*Material provided:*
━━━━━━━━━━━━━━━━━━━━

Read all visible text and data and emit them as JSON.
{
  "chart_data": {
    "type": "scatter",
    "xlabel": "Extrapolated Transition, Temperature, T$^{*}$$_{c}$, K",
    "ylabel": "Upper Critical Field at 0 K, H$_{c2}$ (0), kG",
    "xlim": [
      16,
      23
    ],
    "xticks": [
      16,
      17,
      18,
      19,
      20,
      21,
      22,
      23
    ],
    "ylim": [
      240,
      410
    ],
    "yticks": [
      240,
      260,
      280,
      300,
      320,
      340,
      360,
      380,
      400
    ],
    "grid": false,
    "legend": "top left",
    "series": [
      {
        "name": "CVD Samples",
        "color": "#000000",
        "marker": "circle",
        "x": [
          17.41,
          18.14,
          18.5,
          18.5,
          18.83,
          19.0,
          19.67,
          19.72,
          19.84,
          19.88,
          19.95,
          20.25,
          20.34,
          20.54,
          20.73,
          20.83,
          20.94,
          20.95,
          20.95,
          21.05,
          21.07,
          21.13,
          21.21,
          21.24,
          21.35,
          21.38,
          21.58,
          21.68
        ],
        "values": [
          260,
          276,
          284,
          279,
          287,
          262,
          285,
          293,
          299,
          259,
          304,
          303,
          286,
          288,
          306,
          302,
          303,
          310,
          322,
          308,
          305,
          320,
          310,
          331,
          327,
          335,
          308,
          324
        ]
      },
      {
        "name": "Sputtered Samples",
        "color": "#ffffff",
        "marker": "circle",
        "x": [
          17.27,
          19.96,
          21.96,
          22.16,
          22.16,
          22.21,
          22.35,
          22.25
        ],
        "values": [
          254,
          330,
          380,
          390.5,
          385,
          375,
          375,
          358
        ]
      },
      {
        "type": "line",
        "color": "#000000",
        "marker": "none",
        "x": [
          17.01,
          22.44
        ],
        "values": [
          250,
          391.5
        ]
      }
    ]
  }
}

━━━━━━━━━━━━━━━━━━━━

Retype the whole listing above exactly.

*Written answer:*
Read all visible text and data and emit them as JSON.
{
  "chart_data": {
    "type": "scatter",
    "xlabel": "Extrapolated Transition, Temperature, T$^{*}$$_{c}$, K",
    "ylabel": "Upper Critical Field at 0 K, H$_{c2}$ (0), kG",
    "xlim": [
      16,
      23
    ],
    "xticks": [
      16,
      17,
      18,
      19,
      20,
      21,
      22,
      23
    ],
    "ylim": [
      240,
      410
    ],
    "yticks": [
      240,
      260,
      280,
      300,
      320,
      340,
      360,
      380,
      400
    ],
    "grid": false,
    "legend": "top left",
    "series": [
      {
        "name": "CVD Samples",
        "color": "#000000",
        "marker": "circle",
        "x": [
          17.41,
          18.14,
          18.5,
          18.5,
          18.83,
          19.0,
          19.67,
          19.72,
          19.84,
          19.88,
          19.95,
          20.25,
          20.34,
          20.54,
          20.73,
          20.83,
          20.94,
          20.95,
          20.95,
          21.05,
          21.07,
          21.13,
          21.21,
          21.24,
          21.35,
          21.38,
          21.58,
          21.68
        ],
        "values": [
          260,
          276,
          284,
          279,
          287,
          262,
          285,
          293,
          299,
          259,
          304,
          303,
          286,
          288,
          306,
          302,
          303,
          310,
          322,
          308,
          305,
          320,
          310,
          331,
          327,
          335,
          308,
          324
        ]
      },
      {
        "name": "Sputtered Samples",
        "color": "#ffffff",
        "marker": "circle",
        "x": [
          17.27,
          19.96,
          21.96,
          22.16,
          22.16,
          22.21,
          22.35,
          22.25
        ],
        "values": [
          254,
          330,
          380,
          390.5,
          385,
          375,
          375,
          358
        ]
      },
      {
        "type": "line",
        "color": "#000000",
        "marker": "none",
        "x": [
          17.01,
          22.44
        ],
        "values": [
          250,
          391.5
        ]
      }
    ]
  }
}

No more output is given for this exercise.